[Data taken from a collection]

============================================================

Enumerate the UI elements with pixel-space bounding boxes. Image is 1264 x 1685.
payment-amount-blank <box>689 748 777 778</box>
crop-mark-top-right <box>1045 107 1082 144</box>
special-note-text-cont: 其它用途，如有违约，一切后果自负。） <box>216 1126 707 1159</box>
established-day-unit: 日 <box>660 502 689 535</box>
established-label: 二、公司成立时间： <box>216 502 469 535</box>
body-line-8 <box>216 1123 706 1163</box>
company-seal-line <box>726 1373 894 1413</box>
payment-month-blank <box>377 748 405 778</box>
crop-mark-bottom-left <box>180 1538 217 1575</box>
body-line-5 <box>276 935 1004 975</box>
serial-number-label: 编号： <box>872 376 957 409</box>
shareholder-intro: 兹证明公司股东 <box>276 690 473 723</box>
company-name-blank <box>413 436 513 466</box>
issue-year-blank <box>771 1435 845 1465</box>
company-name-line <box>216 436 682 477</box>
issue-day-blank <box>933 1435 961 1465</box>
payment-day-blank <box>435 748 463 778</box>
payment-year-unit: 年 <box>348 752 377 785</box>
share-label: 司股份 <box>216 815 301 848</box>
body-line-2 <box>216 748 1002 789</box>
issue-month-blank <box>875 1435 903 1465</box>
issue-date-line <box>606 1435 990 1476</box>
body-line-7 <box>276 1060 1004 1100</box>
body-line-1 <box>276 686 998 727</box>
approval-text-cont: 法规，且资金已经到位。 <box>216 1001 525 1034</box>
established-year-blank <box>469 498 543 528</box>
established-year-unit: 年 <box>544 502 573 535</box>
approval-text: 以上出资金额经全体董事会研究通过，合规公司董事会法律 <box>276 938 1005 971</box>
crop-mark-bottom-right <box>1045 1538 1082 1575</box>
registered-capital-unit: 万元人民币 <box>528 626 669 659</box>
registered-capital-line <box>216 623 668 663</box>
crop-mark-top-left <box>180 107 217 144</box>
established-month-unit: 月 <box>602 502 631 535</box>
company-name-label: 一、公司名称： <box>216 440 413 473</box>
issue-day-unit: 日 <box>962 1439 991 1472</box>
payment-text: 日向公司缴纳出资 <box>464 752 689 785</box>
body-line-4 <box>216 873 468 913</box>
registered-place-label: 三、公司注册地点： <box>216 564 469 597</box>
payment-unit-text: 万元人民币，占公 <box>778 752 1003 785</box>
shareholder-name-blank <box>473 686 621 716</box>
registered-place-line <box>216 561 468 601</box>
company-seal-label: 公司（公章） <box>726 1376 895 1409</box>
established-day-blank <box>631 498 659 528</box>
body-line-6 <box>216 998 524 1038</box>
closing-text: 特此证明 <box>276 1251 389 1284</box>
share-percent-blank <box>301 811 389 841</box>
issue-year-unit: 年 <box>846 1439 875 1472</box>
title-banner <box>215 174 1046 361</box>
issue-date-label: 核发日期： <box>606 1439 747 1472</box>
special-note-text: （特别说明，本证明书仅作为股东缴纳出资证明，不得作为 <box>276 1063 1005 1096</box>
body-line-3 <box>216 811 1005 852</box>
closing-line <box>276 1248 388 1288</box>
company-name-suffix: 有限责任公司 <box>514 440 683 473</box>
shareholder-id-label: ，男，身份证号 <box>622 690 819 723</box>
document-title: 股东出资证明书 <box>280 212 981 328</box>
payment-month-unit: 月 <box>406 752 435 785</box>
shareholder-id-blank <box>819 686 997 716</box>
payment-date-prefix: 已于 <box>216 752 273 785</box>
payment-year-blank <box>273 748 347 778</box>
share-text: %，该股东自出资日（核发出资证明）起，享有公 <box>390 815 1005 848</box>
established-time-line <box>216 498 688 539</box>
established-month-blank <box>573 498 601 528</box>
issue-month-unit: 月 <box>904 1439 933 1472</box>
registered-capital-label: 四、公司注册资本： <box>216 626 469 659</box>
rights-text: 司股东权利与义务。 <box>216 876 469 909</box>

============================================================

Task statement:
Copy out the data from its first line through the line containing "shareholder-intro: 兹证明公司股东 <box>276", including both of those lines and nothing more.

Response:
Enumerate the UI elements with pixel-space bounding boxes. Image is 1264 x 1685.
payment-amount-blank <box>689 748 777 778</box>
crop-mark-top-right <box>1045 107 1082 144</box>
special-note-text-cont: 其它用途，如有违约，一切后果自负。） <box>216 1126 707 1159</box>
established-day-unit: 日 <box>660 502 689 535</box>
established-label: 二、公司成立时间： <box>216 502 469 535</box>
body-line-8 <box>216 1123 706 1163</box>
company-seal-line <box>726 1373 894 1413</box>
payment-month-blank <box>377 748 405 778</box>
crop-mark-bottom-left <box>180 1538 217 1575</box>
body-line-5 <box>276 935 1004 975</box>
serial-number-label: 编号： <box>872 376 957 409</box>
shareholder-intro: 兹证明公司股东 <box>276 690 473 723</box>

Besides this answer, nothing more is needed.